## Schriftliche Aufgabe A
Schreiben Sie aus dem Artikel über das Ende der Mittelwelle alles von „Kaum noch Sender“ bis hinunter zu „4. Mai 2013.“ wortgetreu ab.

____ Artikel

Sterben auf Raten: Das langsame Ende der Mittelwelle

Kaum noch Sender auf der Mittelwelle. Foto: SR

Eine Ära im deutschen Rundfunk neigt sich dem Ende entgegen: Mit der Mittelwelle hat in Deutschland der Rundfunk angefangen. Jetzt sind ihre Tage gezählt: In der Nacht zum Dienstag hat der Mitteldeutsche Rundfunk seine letzten drei Mittelwelle-Sender komplett abgeschaltet –weitere ARD-Anstalten folgen bald: Denn bis spätestens 2014 sollen alle ARD-Anstalten und das DeutschlandRadio die Mittelwelle- und Langwelle-Ausstrahlung beenden. Das fordert die Kommission zur Ermittlung des Finanzbedarfs der Rundfunkanstalten KEF, die über die Höhe und Verwendung der Gelder aus dem Rundfunkbeitrag wacht. Oder gibt es doch noch ein Happy-End für die Mittelwelle? Denn auch diese Sender lassen sich mit Digitaltechnik fit für die Zukunft machen. Ein Beitrag für das WDR 5 Medienmagazin “Töne, Texte, Bilder”, gesendet am 4. Mai 2013.

________
____ Zu bearbeitende Daten

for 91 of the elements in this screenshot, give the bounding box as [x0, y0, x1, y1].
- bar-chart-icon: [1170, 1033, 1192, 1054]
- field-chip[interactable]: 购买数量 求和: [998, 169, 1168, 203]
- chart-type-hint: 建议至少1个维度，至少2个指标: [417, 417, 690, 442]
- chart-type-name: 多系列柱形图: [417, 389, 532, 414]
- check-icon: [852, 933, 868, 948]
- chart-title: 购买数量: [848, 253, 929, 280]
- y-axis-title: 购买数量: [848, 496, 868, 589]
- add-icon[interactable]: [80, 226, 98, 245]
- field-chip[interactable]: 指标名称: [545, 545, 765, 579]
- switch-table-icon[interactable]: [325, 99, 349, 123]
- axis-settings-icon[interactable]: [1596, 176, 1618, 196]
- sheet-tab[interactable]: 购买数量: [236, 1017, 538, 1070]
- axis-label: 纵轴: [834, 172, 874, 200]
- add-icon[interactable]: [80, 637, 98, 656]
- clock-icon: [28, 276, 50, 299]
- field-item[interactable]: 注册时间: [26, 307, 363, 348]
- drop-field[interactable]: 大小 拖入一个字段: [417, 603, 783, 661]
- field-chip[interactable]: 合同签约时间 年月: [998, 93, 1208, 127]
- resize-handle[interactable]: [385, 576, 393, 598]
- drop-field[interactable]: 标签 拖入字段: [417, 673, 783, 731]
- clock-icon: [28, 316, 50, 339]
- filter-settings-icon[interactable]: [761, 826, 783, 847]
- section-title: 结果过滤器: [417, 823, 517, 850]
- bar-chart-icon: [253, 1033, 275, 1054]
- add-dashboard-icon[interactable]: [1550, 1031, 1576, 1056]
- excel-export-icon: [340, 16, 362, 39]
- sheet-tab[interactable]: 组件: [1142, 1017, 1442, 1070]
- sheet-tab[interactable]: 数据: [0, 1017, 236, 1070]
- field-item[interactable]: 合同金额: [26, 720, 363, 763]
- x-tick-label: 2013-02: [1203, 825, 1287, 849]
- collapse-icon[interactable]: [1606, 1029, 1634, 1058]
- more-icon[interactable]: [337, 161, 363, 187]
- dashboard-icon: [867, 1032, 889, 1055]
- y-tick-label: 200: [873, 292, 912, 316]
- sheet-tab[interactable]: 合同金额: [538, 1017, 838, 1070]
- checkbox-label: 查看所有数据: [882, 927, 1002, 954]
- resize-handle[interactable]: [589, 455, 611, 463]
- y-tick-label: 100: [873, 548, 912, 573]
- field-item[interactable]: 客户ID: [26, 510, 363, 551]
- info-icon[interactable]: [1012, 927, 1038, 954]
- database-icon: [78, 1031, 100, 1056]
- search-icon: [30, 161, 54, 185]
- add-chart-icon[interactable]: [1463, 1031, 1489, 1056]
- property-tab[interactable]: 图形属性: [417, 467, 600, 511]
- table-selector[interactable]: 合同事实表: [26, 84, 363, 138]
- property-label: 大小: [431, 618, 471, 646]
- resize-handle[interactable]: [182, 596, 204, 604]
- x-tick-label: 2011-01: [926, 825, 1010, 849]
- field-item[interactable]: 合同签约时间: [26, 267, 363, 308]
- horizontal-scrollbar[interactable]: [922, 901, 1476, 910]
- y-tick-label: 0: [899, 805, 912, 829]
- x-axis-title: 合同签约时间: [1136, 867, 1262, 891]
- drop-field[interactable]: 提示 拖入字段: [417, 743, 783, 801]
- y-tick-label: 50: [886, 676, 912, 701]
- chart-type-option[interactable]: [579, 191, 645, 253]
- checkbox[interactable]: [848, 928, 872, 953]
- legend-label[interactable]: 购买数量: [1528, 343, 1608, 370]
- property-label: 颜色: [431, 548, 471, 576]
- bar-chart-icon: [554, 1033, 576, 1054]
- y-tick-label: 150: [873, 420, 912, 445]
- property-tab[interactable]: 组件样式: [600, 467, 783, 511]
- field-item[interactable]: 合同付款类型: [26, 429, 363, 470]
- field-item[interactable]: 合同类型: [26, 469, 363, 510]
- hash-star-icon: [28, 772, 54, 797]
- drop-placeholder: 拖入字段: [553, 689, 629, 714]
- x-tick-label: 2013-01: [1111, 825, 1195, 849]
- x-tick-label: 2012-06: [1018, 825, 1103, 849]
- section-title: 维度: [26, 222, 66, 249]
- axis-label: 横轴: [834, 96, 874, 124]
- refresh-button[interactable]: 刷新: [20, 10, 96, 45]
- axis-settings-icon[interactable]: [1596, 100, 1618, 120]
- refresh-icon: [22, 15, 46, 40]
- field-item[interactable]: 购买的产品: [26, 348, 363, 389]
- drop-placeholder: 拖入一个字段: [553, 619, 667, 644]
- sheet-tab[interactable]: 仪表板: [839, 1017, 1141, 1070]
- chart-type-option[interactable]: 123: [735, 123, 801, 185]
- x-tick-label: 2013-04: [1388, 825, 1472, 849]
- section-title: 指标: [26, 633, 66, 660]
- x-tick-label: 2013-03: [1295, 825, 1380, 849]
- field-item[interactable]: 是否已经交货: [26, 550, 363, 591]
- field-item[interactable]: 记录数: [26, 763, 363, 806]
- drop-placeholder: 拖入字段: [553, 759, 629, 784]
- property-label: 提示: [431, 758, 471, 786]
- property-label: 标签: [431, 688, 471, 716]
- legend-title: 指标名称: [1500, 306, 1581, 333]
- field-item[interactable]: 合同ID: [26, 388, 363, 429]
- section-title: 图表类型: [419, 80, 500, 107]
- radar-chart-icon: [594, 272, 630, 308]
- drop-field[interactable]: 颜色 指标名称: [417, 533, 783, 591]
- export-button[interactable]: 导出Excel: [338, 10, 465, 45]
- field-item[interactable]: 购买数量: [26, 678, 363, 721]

________

## Schriftliche Aufgabe B
Ziehen Sie aus der obigen Auflistung jede Zeile heraus, die die Zeichenfolge „tick“ enthält. Die Groß- und Kleinschreibung ist dabei zu beachten.

## Vollständige Antwort A
Kaum noch Sender auf der Mittelwelle. Foto: SR

Eine Ära im deutschen Rundfunk neigt sich dem Ende entgegen: Mit der Mittelwelle hat in Deutschland der Rundfunk angefangen. Jetzt sind ihre Tage gezählt: In der Nacht zum Dienstag hat der Mitteldeutsche Rundfunk seine letzten drei Mittelwelle-Sender komplett abgeschaltet –weitere ARD-Anstalten folgen bald: Denn bis spätestens 2014 sollen alle ARD-Anstalten und das DeutschlandRadio die Mittelwelle- und Langwelle-Ausstrahlung beenden. Das fordert die Kommission zur Ermittlung des Finanzbedarfs der Rundfunkanstalten KEF, die über die Höhe und Verwendung der Gelder aus dem Rundfunkbeitrag wacht. Oder gibt es doch noch ein Happy-End für die Mittelwelle? Denn auch diese Sender lassen sich mit Digitaltechnik fit für die Zukunft machen. Ein Beitrag für das WDR 5 Medienmagazin “Töne, Texte, Bilder”, gesendet am 4. Mai 2013.

## Vollständige Antwort B
- x-tick-label: 2013-02: [1203, 825, 1287, 849]
- y-tick-label: 200: [873, 292, 912, 316]
- y-tick-label: 100: [873, 548, 912, 573]
- x-tick-label: 2011-01: [926, 825, 1010, 849]
- y-tick-label: 0: [899, 805, 912, 829]
- y-tick-label: 50: [886, 676, 912, 701]
- y-tick-label: 150: [873, 420, 912, 445]
- x-tick-label: 2013-01: [1111, 825, 1195, 849]
- x-tick-label: 2012-06: [1018, 825, 1103, 849]
- x-tick-label: 2013-04: [1388, 825, 1472, 849]
- x-tick-label: 2013-03: [1295, 825, 1380, 849]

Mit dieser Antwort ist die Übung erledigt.